→ Provided records:
■ ■ ■ ■ ■
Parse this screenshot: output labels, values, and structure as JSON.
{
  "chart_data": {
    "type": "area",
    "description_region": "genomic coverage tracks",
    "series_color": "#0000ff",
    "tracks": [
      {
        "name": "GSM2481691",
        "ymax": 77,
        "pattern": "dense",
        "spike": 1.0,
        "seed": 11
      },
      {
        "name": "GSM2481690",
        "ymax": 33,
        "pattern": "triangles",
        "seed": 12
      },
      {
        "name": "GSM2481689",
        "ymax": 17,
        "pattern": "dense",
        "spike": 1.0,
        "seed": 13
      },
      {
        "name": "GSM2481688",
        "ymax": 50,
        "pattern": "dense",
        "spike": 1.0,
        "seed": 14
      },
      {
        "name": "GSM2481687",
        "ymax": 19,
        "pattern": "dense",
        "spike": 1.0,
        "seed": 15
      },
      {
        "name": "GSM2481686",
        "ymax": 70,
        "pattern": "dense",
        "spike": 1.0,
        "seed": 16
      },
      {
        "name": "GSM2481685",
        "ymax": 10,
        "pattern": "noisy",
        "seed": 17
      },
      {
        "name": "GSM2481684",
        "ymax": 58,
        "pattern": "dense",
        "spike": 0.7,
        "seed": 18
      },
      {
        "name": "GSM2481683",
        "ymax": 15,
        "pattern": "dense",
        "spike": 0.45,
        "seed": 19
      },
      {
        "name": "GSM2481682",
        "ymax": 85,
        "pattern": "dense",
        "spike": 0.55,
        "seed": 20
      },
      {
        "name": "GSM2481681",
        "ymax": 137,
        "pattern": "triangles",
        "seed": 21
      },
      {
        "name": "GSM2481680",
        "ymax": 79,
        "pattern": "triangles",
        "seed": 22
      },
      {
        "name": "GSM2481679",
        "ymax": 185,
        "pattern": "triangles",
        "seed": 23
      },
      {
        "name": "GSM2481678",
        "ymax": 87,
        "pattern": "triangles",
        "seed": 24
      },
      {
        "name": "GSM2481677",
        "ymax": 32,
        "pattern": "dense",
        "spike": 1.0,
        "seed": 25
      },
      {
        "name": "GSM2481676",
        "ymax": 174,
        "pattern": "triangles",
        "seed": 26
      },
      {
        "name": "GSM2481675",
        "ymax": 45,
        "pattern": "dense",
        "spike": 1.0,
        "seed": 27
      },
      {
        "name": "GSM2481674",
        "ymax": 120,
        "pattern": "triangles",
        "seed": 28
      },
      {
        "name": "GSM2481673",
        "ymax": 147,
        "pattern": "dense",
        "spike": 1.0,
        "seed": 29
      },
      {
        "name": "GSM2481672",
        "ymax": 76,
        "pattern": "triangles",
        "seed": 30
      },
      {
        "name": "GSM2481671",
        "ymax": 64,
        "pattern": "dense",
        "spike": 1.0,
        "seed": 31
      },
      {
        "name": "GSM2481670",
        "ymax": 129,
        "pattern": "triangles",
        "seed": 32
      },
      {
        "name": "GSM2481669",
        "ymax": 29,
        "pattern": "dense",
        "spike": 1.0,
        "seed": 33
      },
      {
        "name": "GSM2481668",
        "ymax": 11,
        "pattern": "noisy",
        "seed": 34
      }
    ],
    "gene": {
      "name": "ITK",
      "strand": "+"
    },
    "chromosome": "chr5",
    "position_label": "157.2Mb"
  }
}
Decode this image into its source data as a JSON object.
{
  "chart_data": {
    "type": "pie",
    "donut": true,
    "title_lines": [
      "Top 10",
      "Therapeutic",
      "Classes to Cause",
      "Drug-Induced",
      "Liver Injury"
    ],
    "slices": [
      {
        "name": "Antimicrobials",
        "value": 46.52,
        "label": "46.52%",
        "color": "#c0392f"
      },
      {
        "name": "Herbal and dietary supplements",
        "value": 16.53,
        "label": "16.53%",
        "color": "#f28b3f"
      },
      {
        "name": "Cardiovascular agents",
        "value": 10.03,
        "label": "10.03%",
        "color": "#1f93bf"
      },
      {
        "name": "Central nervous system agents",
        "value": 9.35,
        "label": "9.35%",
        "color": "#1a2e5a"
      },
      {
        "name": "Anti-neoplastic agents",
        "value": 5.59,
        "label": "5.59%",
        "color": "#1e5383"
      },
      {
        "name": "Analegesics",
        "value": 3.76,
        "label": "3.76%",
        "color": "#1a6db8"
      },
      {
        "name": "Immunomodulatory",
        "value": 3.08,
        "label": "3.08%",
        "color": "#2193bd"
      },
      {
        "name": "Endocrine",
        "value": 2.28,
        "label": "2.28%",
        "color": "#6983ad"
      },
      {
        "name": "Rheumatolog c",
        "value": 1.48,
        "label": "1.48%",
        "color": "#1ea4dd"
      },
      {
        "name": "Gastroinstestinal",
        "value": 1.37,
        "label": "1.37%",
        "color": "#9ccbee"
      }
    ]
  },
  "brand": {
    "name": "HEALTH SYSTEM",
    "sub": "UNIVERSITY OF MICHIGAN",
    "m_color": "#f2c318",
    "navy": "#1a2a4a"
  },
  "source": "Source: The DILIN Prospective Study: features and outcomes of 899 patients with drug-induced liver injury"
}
■ ■ ■ ■ ■
→ What is needed:
Please report every line among the entries that includes "tracks".

→ Answer space:
    "description_region": "genomic coverage tracks",
    "tracks": [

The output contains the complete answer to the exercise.